Excerpts from a figure dataset:
┏━━

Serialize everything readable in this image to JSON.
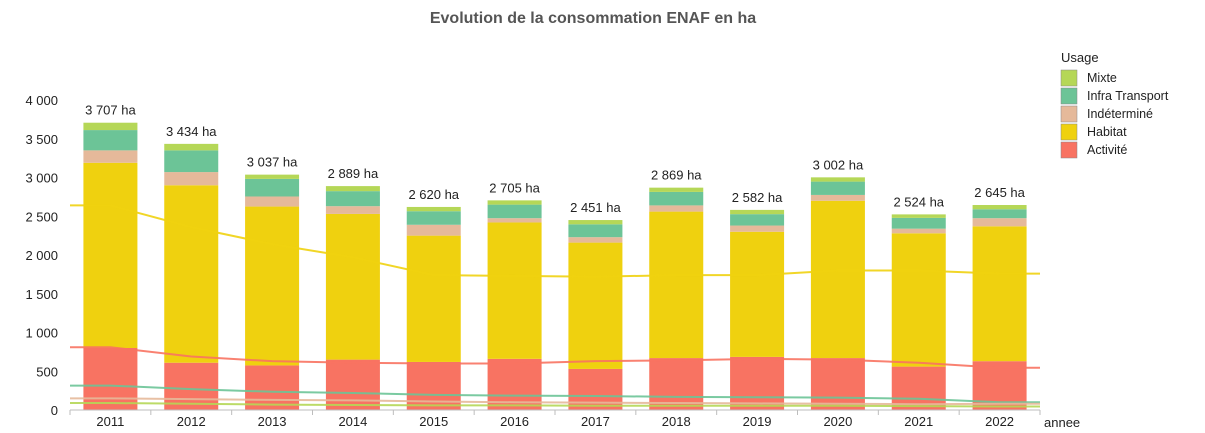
{
  "chart_data": {
    "type": "bar",
    "stacked": true,
    "title": "Evolution de la consommation ENAF en ha",
    "xlabel": "annee",
    "ylabel": "",
    "ylim": [
      0,
      4000
    ],
    "yticks": [
      0,
      500,
      1000,
      1500,
      2000,
      2500,
      3000,
      3500,
      4000
    ],
    "ytick_labels": [
      "0",
      "500",
      "1 000",
      "1 500",
      "2 000",
      "2 500",
      "3 000",
      "3 500",
      "4 000"
    ],
    "categories": [
      "2011",
      "2012",
      "2013",
      "2014",
      "2015",
      "2016",
      "2017",
      "2018",
      "2019",
      "2020",
      "2021",
      "2022"
    ],
    "legend_title": "Usage",
    "legend_position": "right",
    "series": [
      {
        "name": "Activité",
        "color": "#f87362",
        "values": [
          800,
          610,
          575,
          650,
          620,
          660,
          530,
          670,
          685,
          670,
          560,
          630
        ]
      },
      {
        "name": "Habitat",
        "color": "#efd10f",
        "values": [
          2390,
          2290,
          2050,
          1880,
          1630,
          1760,
          1630,
          1890,
          1615,
          2030,
          1720,
          1740
        ]
      },
      {
        "name": "Indéterminé",
        "color": "#e5b99a",
        "values": [
          160,
          170,
          130,
          100,
          140,
          55,
          70,
          80,
          80,
          75,
          60,
          105
        ]
      },
      {
        "name": "Infra Transport",
        "color": "#6cc497",
        "values": [
          262,
          280,
          227,
          194,
          175,
          175,
          166,
          174,
          147,
          172,
          139,
          115
        ]
      },
      {
        "name": "Mixte",
        "color": "#b5d757",
        "values": [
          95,
          84,
          55,
          65,
          55,
          55,
          55,
          55,
          55,
          55,
          45,
          55
        ]
      }
    ],
    "totals": [
      3707,
      3434,
      3037,
      2889,
      2620,
      2705,
      2451,
      2869,
      2582,
      3002,
      2524,
      2645
    ],
    "total_labels": [
      "3 707 ha",
      "3 434 ha",
      "3 037 ha",
      "2 889 ha",
      "2 620 ha",
      "2 705 ha",
      "2 451 ha",
      "2 869 ha",
      "2 582 ha",
      "3 002 ha",
      "2 524 ha",
      "2 645 ha"
    ],
    "trend_lines": [
      {
        "series": "Habitat",
        "color": "#efd10f",
        "values": [
          2640,
          2360,
          2140,
          1970,
          1740,
          1730,
          1720,
          1740,
          1740,
          1800,
          1800,
          1760
        ]
      },
      {
        "series": "Activité",
        "color": "#f87362",
        "values": [
          810,
          690,
          630,
          610,
          600,
          600,
          630,
          640,
          660,
          650,
          610,
          545
        ]
      },
      {
        "series": "Infra Transport",
        "color": "#6cc497",
        "values": [
          315,
          270,
          235,
          220,
          195,
          185,
          180,
          170,
          165,
          160,
          145,
          100
        ]
      },
      {
        "series": "Indéterminé",
        "color": "#e5b99a",
        "values": [
          150,
          140,
          130,
          125,
          110,
          100,
          95,
          90,
          85,
          80,
          75,
          80
        ]
      },
      {
        "series": "Mixte",
        "color": "#b5d757",
        "values": [
          90,
          80,
          70,
          65,
          60,
          60,
          55,
          55,
          55,
          55,
          50,
          45
        ]
      }
    ]
  }
}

┗━━

_WORK REQUIRED_: Copy out the whole listing exactly, and don't carry over any pictures.

_SOLUTION TO THE PROBLEM_:
Serialize everything readable in this image to JSON.
{
  "chart_data": {
    "type": "bar",
    "stacked": true,
    "title": "Evolution de la consommation ENAF en ha",
    "xlabel": "annee",
    "ylabel": "",
    "ylim": [
      0,
      4000
    ],
    "yticks": [
      0,
      500,
      1000,
      1500,
      2000,
      2500,
      3000,
      3500,
      4000
    ],
    "ytick_labels": [
      "0",
      "500",
      "1 000",
      "1 500",
      "2 000",
      "2 500",
      "3 000",
      "3 500",
      "4 000"
    ],
    "categories": [
      "2011",
      "2012",
      "2013",
      "2014",
      "2015",
      "2016",
      "2017",
      "2018",
      "2019",
      "2020",
      "2021",
      "2022"
    ],
    "legend_title": "Usage",
    "legend_position": "right",
    "series": [
      {
        "name": "Activité",
        "color": "#f87362",
        "values": [
          800,
          610,
          575,
          650,
          620,
          660,
          530,
          670,
          685,
          670,
          560,
          630
        ]
      },
      {
        "name": "Habitat",
        "color": "#efd10f",
        "values": [
          2390,
          2290,
          2050,
          1880,
          1630,
          1760,
          1630,
          1890,
          1615,
          2030,
          1720,
          1740
        ]
      },
      {
        "name": "Indéterminé",
        "color": "#e5b99a",
        "values": [
          160,
          170,
          130,
          100,
          140,
          55,
          70,
          80,
          80,
          75,
          60,
          105
        ]
      },
      {
        "name": "Infra Transport",
        "color": "#6cc497",
        "values": [
          262,
          280,
          227,
          194,
          175,
          175,
          166,
          174,
          147,
          172,
          139,
          115
        ]
      },
      {
        "name": "Mixte",
        "color": "#b5d757",
        "values": [
          95,
          84,
          55,
          65,
          55,
          55,
          55,
          55,
          55,
          55,
          45,
          55
        ]
      }
    ],
    "totals": [
      3707,
      3434,
      3037,
      2889,
      2620,
      2705,
      2451,
      2869,
      2582,
      3002,
      2524,
      2645
    ],
    "total_labels": [
      "3 707 ha",
      "3 434 ha",
      "3 037 ha",
      "2 889 ha",
      "2 620 ha",
      "2 705 ha",
      "2 451 ha",
      "2 869 ha",
      "2 582 ha",
      "3 002 ha",
      "2 524 ha",
      "2 645 ha"
    ],
    "trend_lines": [
      {
        "series": "Habitat",
        "color": "#efd10f",
        "values": [
          2640,
          2360,
          2140,
          1970,
          1740,
          1730,
          1720,
          1740,
          1740,
          1800,
          1800,
          1760
        ]
      },
      {
        "series": "Activité",
        "color": "#f87362",
        "values": [
          810,
          690,
          630,
          610,
          600,
          600,
          630,
          640,
          660,
          650,
          610,
          545
        ]
      },
      {
        "series": "Infra Transport",
        "color": "#6cc497",
        "values": [
          315,
          270,
          235,
          220,
          195,
          185,
          180,
          170,
          165,
          160,
          145,
          100
        ]
      },
      {
        "series": "Indéterminé",
        "color": "#e5b99a",
        "values": [
          150,
          140,
          130,
          125,
          110,
          100,
          95,
          90,
          85,
          80,
          75,
          80
        ]
      },
      {
        "series": "Mixte",
        "color": "#b5d757",
        "values": [
          90,
          80,
          70,
          65,
          60,
          60,
          55,
          55,
          55,
          55,
          50,
          45
        ]
      }
    ]
  }
}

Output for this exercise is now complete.